Items from a dataset
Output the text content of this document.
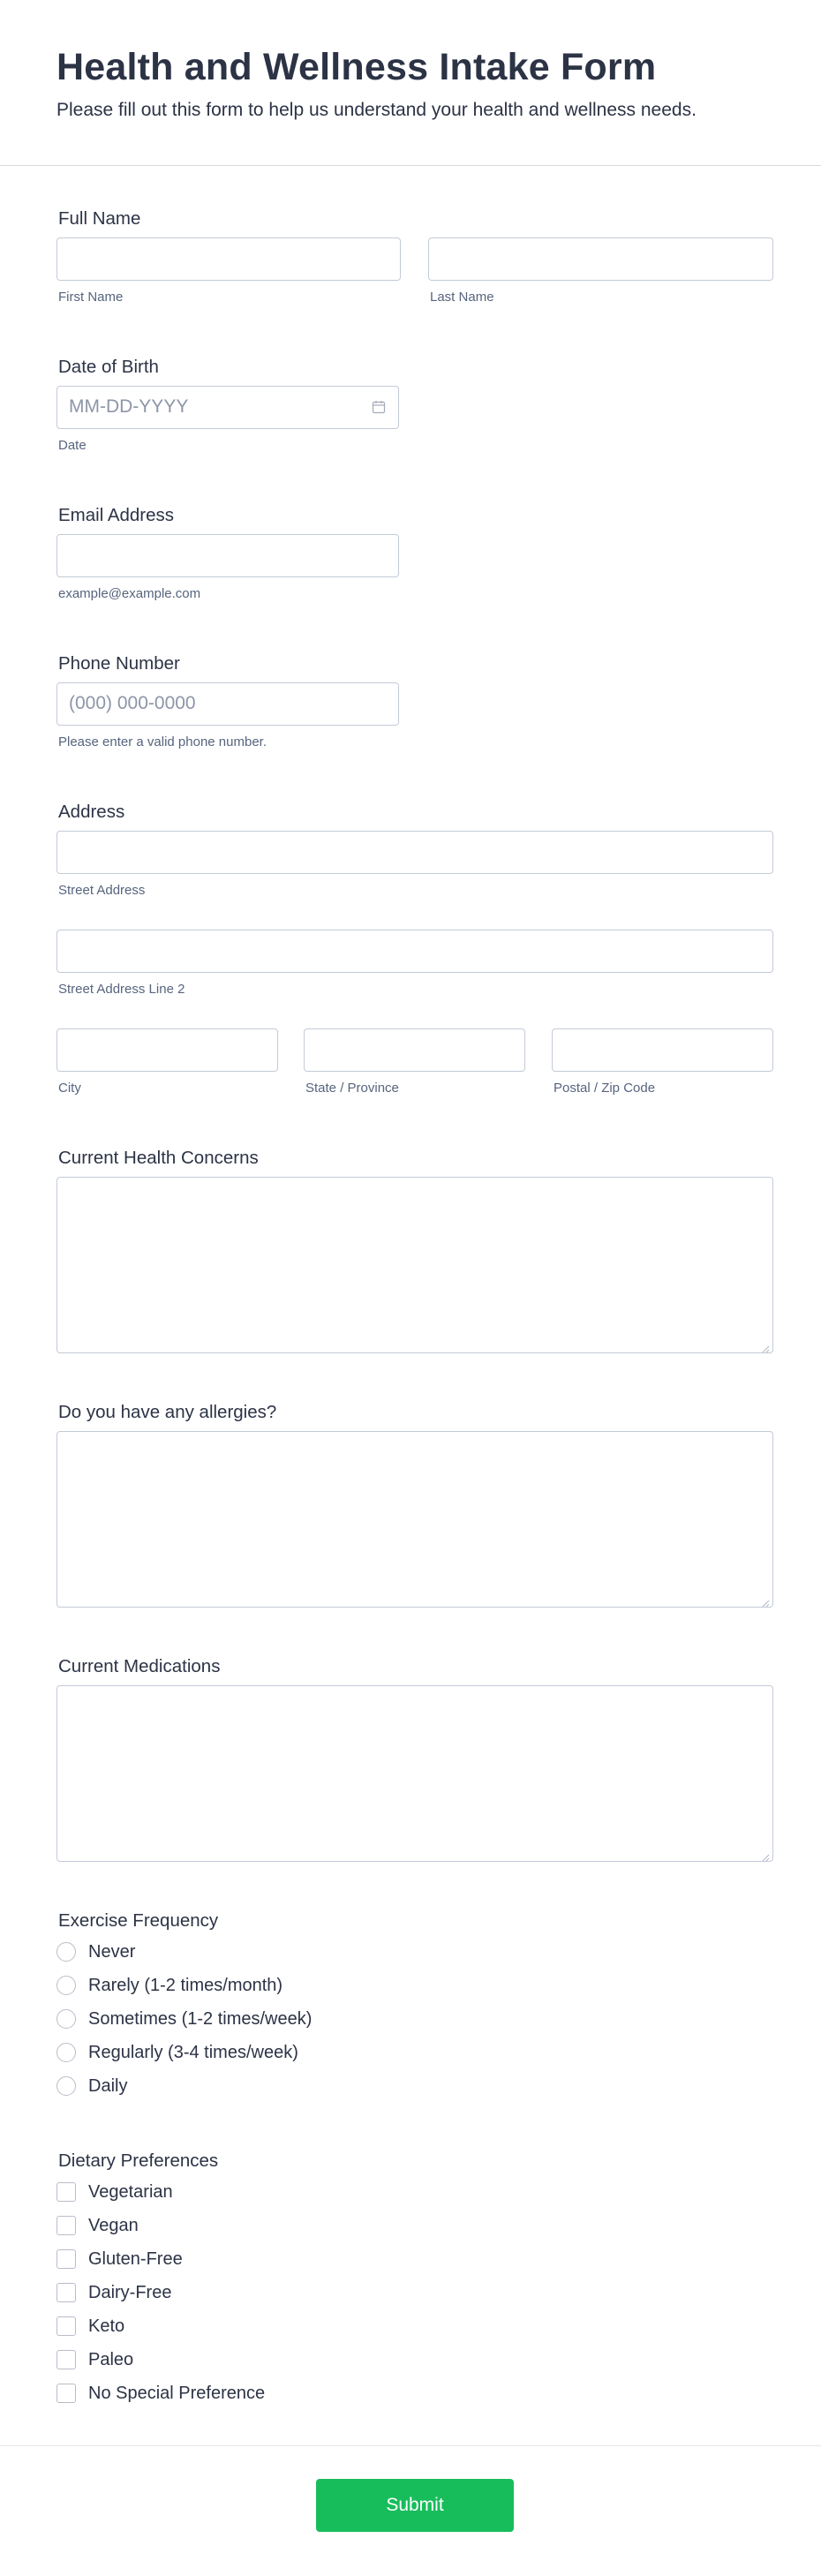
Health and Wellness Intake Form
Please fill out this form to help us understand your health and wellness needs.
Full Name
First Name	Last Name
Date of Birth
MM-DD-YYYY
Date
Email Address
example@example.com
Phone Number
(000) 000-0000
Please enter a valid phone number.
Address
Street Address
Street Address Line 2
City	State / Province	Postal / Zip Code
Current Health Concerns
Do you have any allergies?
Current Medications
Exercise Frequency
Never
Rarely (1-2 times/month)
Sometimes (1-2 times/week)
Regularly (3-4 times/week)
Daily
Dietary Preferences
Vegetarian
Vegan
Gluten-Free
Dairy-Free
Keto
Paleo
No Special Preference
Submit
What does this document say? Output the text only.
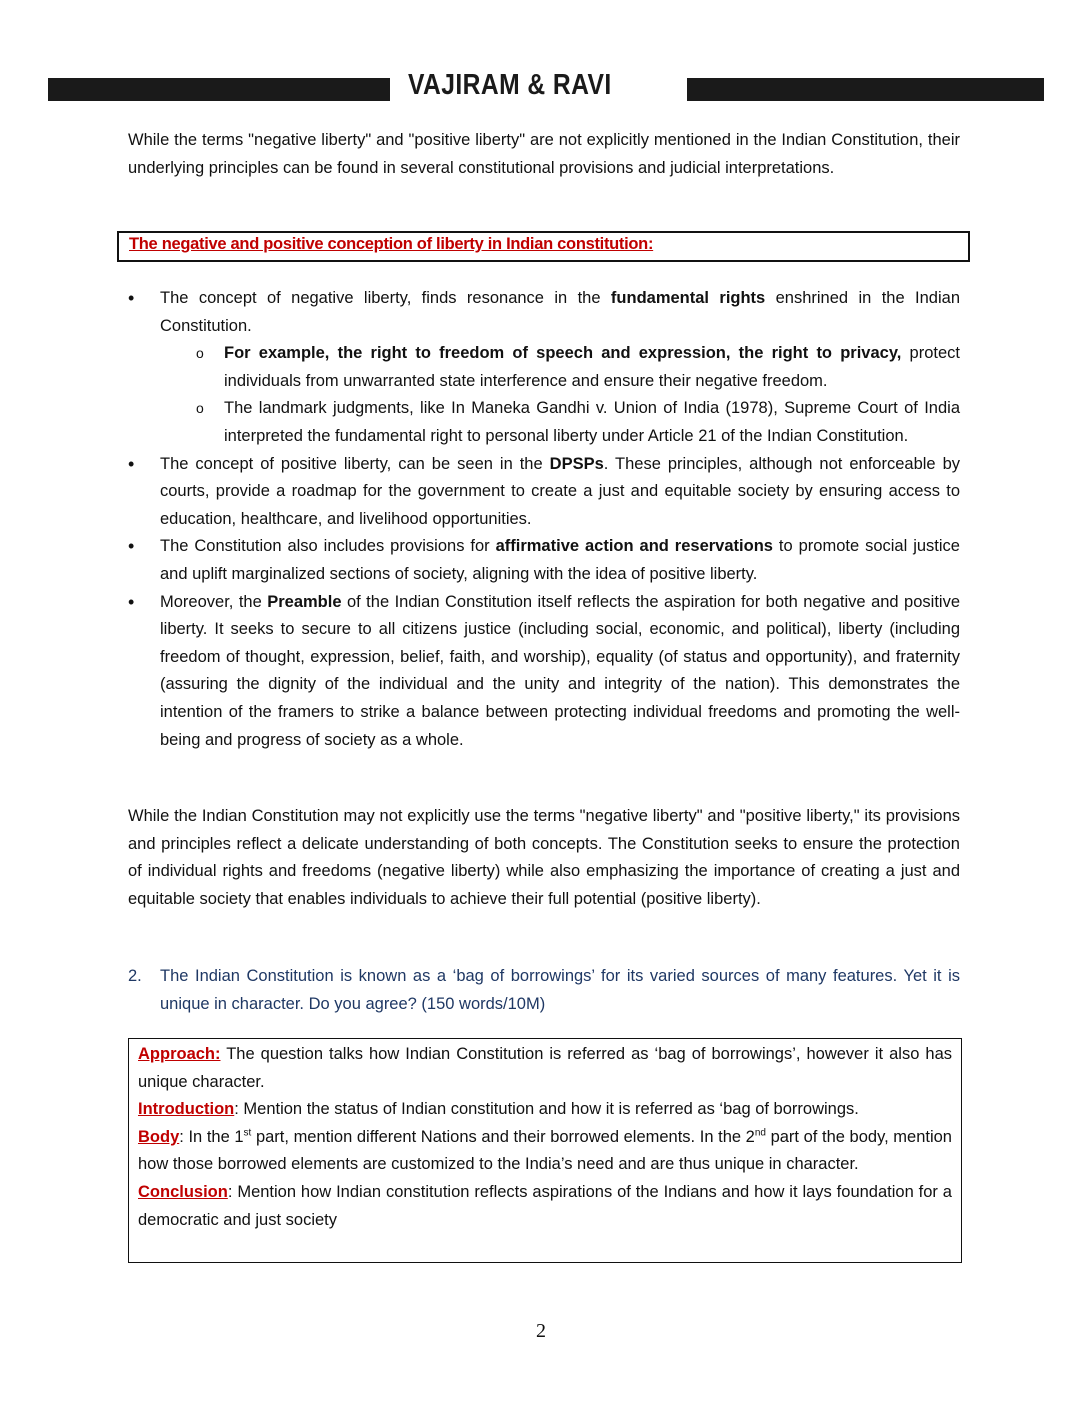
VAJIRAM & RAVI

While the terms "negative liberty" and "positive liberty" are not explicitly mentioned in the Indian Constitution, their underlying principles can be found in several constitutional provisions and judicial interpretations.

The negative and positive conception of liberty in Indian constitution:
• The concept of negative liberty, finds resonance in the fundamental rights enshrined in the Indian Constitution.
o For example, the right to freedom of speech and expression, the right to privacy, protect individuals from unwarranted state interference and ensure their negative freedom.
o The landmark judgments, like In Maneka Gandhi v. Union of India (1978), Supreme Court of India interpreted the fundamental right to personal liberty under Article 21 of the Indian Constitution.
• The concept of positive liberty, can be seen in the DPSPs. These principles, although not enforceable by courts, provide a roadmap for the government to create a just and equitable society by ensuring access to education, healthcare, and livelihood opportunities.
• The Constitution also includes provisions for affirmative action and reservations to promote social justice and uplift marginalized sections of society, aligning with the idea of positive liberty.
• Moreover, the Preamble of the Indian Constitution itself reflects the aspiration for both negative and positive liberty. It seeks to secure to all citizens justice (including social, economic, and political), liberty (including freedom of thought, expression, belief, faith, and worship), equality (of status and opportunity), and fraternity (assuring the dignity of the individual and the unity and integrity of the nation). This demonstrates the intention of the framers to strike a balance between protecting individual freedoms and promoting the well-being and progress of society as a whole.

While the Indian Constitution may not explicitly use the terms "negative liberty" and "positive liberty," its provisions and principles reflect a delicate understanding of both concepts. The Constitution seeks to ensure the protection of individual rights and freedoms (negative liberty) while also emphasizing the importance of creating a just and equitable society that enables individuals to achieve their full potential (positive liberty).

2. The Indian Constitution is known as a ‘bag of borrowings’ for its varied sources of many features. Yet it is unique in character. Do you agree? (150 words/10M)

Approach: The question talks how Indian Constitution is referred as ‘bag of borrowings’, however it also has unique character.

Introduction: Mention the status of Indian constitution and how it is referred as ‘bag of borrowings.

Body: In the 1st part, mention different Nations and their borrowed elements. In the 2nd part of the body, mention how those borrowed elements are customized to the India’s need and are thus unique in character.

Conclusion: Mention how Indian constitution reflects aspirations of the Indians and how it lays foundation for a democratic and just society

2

> **TASK STATEMENT**: All the material shown above is to be copied exactly, with no pictures carried over.

> **SOLUTION TO THE PROBLEM**:
Output the text content of this document.
Health and Wellness Intake Form
Please fill out this form to help us understand your health and wellness needs.
Full Name
First Name	Last Name
Date of Birth
MM-DD-YYYY
Date
Email Address
example@example.com
Phone Number
(000) 000-0000
Please enter a valid phone number.
Address
Street Address
Street Address Line 2
City	State / Province	Postal / Zip Code
Current Health Concerns
Do you have any allergies?
Current Medications
Exercise Frequency
Never
Rarely (1-2 times/month)
Sometimes (1-2 times/week)
Regularly (3-4 times/week)
Daily
Dietary Preferences
Vegetarian
Vegan
Gluten-Free
Dairy-Free
Keto
Paleo
No Special Preference
Submit
What does this document say? Output the text only.
VAJIRAM & RAVI

While the terms "negative liberty" and "positive liberty" are not explicitly mentioned in the Indian Constitution, their underlying principles can be found in several constitutional provisions and judicial interpretations.

The negative and positive conception of liberty in Indian constitution:
• The concept of negative liberty, finds resonance in the fundamental rights enshrined in the Indian Constitution.
o For example, the right to freedom of speech and expression, the right to privacy, protect individuals from unwarranted state interference and ensure their negative freedom.
o The landmark judgments, like In Maneka Gandhi v. Union of India (1978), Supreme Court of India interpreted the fundamental right to personal liberty under Article 21 of the Indian Constitution.
• The concept of positive liberty, can be seen in the DPSPs. These principles, although not enforceable by courts, provide a roadmap for the government to create a just and equitable society by ensuring access to education, healthcare, and livelihood opportunities.
• The Constitution also includes provisions for affirmative action and reservations to promote social justice and uplift marginalized sections of society, aligning with the idea of positive liberty.
• Moreover, the Preamble of the Indian Constitution itself reflects the aspiration for both negative and positive liberty. It seeks to secure to all citizens justice (including social, economic, and political), liberty (including freedom of thought, expression, belief, faith, and worship), equality (of status and opportunity), and fraternity (assuring the dignity of the individual and the unity and integrity of the nation). This demonstrates the intention of the framers to strike a balance between protecting individual freedoms and promoting the well-being and progress of society as a whole.

While the Indian Constitution may not explicitly use the terms "negative liberty" and "positive liberty," its provisions and principles reflect a delicate understanding of both concepts. The Constitution seeks to ensure the protection of individual rights and freedoms (negative liberty) while also emphasizing the importance of creating a just and equitable society that enables individuals to achieve their full potential (positive liberty).

2. The Indian Constitution is known as a ‘bag of borrowings’ for its varied sources of many features. Yet it is unique in character. Do you agree? (150 words/10M)

Approach: The question talks how Indian Constitution is referred as ‘bag of borrowings’, however it also has unique character.

Introduction: Mention the status of Indian constitution and how it is referred as ‘bag of borrowings.

Body: In the 1st part, mention different Nations and their borrowed elements. In the 2nd part of the body, mention how those borrowed elements are customized to the India’s need and are thus unique in character.

Conclusion: Mention how Indian constitution reflects aspirations of the Indians and how it lays foundation for a democratic and just society

2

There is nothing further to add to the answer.